Requirements >>
Find the lines below that contain the word "Andrea" and count them. Only the number should be given.
— begin —
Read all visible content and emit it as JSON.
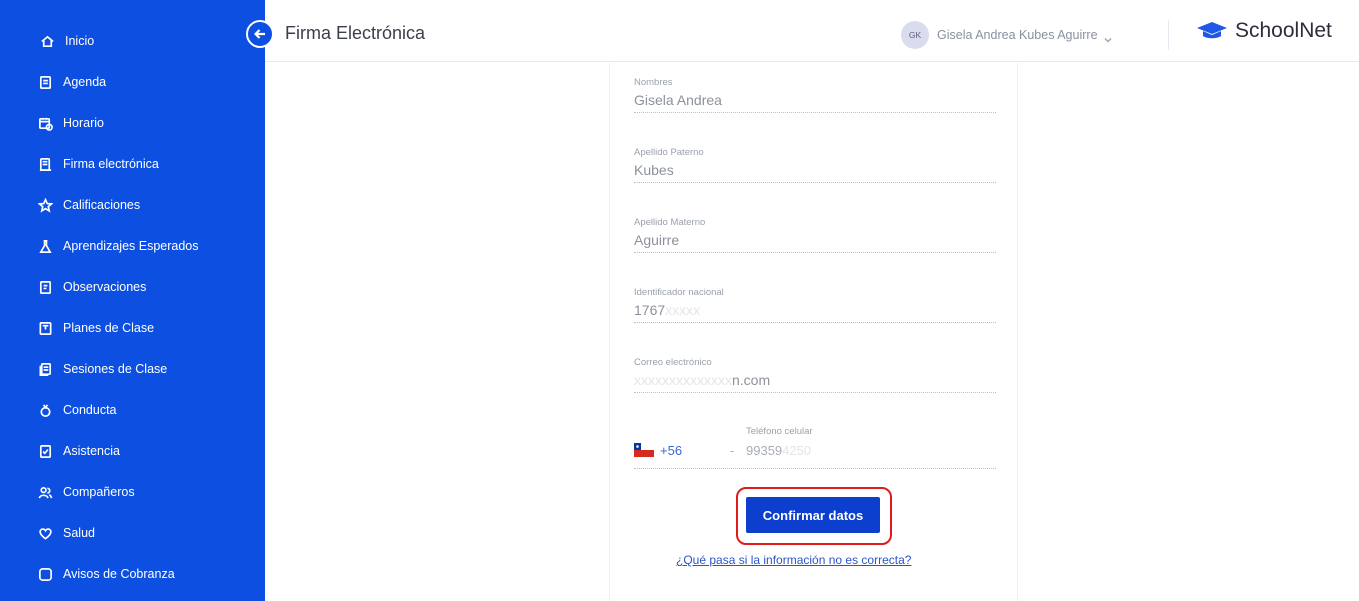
{
  "sidebar": {
    "items": [
      {
        "label": "Inicio",
        "icon": "home-icon"
      },
      {
        "label": "Agenda",
        "icon": "agenda-icon"
      },
      {
        "label": "Horario",
        "icon": "calendar-clock-icon"
      },
      {
        "label": "Firma electrónica",
        "icon": "signature-doc-icon"
      },
      {
        "label": "Calificaciones",
        "icon": "star-icon"
      },
      {
        "label": "Aprendizajes Esperados",
        "icon": "flask-icon"
      },
      {
        "label": "Observaciones",
        "icon": "note-icon"
      },
      {
        "label": "Planes de Clase",
        "icon": "plan-icon"
      },
      {
        "label": "Sesiones de Clase",
        "icon": "sessions-icon"
      },
      {
        "label": "Conducta",
        "icon": "conduct-icon"
      },
      {
        "label": "Asistencia",
        "icon": "attendance-icon"
      },
      {
        "label": "Compañeros",
        "icon": "people-icon"
      },
      {
        "label": "Salud",
        "icon": "heart-icon"
      },
      {
        "label": "Avisos de Cobranza",
        "icon": "square-icon"
      }
    ]
  },
  "header": {
    "title": "Firma Electrónica",
    "user_initials": "GK",
    "user_name": "Gisela Andrea Kubes Aguirre",
    "brand": "SchoolNet"
  },
  "form": {
    "fields": [
      {
        "label": "Nombres",
        "value": "Gisela Andrea"
      },
      {
        "label": "Apellido Paterno",
        "value": "Kubes"
      },
      {
        "label": "Apellido Materno",
        "value": "Aguirre"
      },
      {
        "label": "Identificador nacional",
        "value": "1767",
        "value_hidden": "xxxxx"
      },
      {
        "label": "Correo electrónico",
        "value_hidden": "xxxxxxxxxxxxxx",
        "value": "n.com"
      }
    ],
    "phone": {
      "label": "Teléfono celular",
      "country_code": "+56",
      "value": "99359",
      "value_hidden": "4250"
    },
    "confirm_label": "Confirmar datos",
    "help_link": "¿Qué pasa si la información no es correcta?"
  },
  "colors": {
    "sidebar_bg": "#0d4fe0",
    "button_bg": "#0d3fcf",
    "highlight": "#e01b1b"
  }
}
— end —
Response to this task >>
2